Figure content listings
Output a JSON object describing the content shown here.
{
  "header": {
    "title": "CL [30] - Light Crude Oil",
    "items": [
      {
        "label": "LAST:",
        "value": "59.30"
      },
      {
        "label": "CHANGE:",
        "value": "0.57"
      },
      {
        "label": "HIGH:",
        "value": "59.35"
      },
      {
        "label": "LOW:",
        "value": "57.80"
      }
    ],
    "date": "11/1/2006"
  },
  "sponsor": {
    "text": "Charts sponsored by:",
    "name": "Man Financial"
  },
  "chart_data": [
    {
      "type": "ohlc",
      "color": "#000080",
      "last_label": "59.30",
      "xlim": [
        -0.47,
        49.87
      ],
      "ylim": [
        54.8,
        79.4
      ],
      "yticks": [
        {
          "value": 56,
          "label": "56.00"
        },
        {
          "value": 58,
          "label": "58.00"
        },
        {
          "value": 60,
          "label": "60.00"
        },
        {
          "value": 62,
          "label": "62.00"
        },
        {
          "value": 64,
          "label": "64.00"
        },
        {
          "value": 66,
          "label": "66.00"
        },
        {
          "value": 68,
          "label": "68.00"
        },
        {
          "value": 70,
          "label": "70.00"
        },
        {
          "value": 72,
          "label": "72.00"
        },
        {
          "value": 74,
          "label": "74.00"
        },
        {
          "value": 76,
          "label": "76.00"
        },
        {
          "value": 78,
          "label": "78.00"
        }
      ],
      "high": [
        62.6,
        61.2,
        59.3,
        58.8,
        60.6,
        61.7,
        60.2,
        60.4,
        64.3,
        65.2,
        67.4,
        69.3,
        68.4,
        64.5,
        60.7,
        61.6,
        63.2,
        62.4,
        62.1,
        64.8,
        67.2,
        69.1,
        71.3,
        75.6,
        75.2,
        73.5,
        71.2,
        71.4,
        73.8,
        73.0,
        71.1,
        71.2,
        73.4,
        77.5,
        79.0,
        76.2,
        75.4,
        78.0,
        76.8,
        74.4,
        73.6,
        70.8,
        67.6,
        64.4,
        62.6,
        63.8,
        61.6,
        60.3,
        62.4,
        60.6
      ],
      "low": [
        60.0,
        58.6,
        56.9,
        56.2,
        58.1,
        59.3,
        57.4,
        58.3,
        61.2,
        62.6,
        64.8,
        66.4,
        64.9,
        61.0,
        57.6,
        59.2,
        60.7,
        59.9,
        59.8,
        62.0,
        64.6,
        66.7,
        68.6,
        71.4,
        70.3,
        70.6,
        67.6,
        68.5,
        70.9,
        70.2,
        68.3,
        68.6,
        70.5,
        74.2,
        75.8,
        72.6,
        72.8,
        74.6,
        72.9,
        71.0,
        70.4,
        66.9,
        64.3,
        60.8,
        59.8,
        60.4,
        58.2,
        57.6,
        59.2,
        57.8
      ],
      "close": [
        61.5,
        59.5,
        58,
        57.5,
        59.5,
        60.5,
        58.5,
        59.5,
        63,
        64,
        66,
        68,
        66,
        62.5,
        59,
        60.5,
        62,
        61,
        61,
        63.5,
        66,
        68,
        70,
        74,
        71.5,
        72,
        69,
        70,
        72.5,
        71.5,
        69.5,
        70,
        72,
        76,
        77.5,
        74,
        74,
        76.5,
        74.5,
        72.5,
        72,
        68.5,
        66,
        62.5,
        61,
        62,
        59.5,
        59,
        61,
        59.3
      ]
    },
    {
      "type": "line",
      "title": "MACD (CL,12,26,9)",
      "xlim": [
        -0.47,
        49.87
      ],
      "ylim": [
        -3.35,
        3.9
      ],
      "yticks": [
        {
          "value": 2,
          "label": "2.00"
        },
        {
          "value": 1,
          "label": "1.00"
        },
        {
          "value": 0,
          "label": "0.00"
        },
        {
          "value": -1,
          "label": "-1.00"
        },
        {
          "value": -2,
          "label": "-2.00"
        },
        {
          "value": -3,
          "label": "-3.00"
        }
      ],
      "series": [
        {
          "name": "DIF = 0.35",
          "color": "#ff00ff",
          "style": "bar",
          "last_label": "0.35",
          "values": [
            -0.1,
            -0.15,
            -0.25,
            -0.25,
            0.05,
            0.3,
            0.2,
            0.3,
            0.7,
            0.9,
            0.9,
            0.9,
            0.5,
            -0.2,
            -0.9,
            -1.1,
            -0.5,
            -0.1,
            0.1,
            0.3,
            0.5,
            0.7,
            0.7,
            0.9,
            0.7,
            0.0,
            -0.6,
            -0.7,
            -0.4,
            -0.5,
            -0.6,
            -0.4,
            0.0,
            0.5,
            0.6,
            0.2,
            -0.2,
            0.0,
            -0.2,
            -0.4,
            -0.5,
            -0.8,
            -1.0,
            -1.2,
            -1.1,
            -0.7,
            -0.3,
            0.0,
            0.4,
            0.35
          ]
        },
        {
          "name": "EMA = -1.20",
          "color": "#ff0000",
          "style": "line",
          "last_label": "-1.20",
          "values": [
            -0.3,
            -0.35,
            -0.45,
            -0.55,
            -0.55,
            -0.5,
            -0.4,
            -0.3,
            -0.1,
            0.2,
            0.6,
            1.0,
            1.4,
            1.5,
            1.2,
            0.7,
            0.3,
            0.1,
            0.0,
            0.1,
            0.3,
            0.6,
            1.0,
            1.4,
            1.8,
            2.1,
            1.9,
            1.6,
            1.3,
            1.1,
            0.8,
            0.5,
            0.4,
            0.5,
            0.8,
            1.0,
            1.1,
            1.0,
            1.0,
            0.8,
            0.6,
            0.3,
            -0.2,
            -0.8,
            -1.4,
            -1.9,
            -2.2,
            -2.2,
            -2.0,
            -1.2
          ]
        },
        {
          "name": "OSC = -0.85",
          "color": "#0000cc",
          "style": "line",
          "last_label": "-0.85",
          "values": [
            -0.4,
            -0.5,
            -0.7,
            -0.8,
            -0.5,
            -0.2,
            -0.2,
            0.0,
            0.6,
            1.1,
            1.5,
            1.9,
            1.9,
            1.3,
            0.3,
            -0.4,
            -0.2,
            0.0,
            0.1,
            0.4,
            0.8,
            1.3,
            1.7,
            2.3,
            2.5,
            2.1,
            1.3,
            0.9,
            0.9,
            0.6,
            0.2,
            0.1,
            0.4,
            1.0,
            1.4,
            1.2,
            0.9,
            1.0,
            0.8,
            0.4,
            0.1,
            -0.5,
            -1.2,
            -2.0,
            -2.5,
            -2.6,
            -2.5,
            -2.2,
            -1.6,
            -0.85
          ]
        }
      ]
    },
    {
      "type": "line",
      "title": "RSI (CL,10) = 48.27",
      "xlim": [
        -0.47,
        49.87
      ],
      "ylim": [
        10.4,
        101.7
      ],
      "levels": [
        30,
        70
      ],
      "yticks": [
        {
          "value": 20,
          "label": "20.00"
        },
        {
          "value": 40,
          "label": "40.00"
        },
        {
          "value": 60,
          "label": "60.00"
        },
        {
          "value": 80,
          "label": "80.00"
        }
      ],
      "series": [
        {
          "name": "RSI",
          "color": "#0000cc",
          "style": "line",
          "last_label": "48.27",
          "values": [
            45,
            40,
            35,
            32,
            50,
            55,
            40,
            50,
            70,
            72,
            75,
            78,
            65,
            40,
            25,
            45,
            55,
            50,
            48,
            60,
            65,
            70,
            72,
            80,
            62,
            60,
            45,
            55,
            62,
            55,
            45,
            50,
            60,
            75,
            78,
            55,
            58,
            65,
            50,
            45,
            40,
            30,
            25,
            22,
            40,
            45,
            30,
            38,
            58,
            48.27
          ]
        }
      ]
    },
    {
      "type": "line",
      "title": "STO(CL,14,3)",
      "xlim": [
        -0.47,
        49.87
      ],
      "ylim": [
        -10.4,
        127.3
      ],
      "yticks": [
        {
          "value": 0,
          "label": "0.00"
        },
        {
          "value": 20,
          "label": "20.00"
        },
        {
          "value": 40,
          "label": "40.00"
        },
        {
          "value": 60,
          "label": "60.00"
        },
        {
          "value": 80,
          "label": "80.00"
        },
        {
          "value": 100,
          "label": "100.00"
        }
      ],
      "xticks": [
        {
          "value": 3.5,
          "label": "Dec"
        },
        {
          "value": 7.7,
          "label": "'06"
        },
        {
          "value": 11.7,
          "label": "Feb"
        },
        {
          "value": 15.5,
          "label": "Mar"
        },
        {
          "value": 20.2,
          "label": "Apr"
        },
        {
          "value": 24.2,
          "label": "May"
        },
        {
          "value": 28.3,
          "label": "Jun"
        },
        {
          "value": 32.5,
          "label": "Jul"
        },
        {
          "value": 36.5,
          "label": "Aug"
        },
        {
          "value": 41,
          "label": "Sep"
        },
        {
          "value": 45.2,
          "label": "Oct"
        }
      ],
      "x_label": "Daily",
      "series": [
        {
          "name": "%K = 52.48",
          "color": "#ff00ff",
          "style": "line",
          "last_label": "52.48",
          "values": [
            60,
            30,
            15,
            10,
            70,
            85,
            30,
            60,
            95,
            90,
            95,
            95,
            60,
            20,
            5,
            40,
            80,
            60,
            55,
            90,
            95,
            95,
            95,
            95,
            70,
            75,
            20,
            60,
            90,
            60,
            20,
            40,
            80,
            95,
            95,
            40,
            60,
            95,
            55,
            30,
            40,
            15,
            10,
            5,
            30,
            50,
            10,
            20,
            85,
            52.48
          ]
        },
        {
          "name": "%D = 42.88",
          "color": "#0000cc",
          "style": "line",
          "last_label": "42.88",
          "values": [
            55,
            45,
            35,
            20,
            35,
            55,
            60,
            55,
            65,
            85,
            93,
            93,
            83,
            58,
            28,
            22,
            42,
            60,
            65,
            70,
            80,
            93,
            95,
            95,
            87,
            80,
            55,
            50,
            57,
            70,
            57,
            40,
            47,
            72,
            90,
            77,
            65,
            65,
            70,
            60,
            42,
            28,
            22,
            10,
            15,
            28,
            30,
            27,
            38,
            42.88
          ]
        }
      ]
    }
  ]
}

TASK — From the records above, pull out every line containing the word "title".

SOLUTION TO THIS TASK —
    "title": "CL [30] - Light Crude Oil",
      "title": "MACD (CL,12,26,9)",
      "title": "RSI (CL,10) = 48.27",
      "title": "STO(CL,14,3)",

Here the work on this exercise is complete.